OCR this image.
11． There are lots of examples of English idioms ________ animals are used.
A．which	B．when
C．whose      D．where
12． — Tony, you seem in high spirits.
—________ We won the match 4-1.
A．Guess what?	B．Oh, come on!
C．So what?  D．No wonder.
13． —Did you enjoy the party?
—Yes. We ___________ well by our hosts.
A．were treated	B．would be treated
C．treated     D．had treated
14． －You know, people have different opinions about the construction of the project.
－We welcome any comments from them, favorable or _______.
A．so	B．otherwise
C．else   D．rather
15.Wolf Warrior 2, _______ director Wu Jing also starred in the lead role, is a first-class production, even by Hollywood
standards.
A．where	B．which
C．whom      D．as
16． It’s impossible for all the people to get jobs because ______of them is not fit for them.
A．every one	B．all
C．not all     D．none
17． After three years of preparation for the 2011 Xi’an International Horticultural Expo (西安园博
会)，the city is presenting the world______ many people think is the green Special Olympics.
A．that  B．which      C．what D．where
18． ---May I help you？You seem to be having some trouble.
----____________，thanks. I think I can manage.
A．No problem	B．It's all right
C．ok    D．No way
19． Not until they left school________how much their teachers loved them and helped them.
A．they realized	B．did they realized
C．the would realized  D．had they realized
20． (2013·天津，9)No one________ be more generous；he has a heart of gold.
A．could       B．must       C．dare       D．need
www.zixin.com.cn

================================

**PROBLEM REQUIREMENTS:**
Set down every record above exactly as given.

**WRITTEN RESPONSE:**
OCR this image.
11． There are lots of examples of English idioms ________ animals are used.
A．which	B．when
C．whose      D．where
12． — Tony, you seem in high spirits.
—________ We won the match 4-1.
A．Guess what?	B．Oh, come on!
C．So what?  D．No wonder.
13． —Did you enjoy the party?
—Yes. We ___________ well by our hosts.
A．were treated	B．would be treated
C．treated     D．had treated
14． －You know, people have different opinions about the construction of the project.
－We welcome any comments from them, favorable or _______.
A．so	B．otherwise
C．else   D．rather
15.Wolf Warrior 2, _______ director Wu Jing also starred in the lead role, is a first-class production, even by Hollywood
standards.
A．where	B．which
C．whom      D．as
16． It’s impossible for all the people to get jobs because ______of them is not fit for them.
A．every one	B．all
C．not all     D．none
17． After three years of preparation for the 2011 Xi’an International Horticultural Expo (西安园博
会)，the city is presenting the world______ many people think is the green Special Olympics.
A．that  B．which      C．what D．where
18． ---May I help you？You seem to be having some trouble.
----____________，thanks. I think I can manage.
A．No problem	B．It's all right
C．ok    D．No way
19． Not until they left school________how much their teachers loved them and helped them.
A．they realized	B．did they realized
C．the would realized  D．had they realized
20． (2013·天津，9)No one________ be more generous；he has a heart of gold.
A．could       B．must       C．dare       D．need
www.zixin.com.cn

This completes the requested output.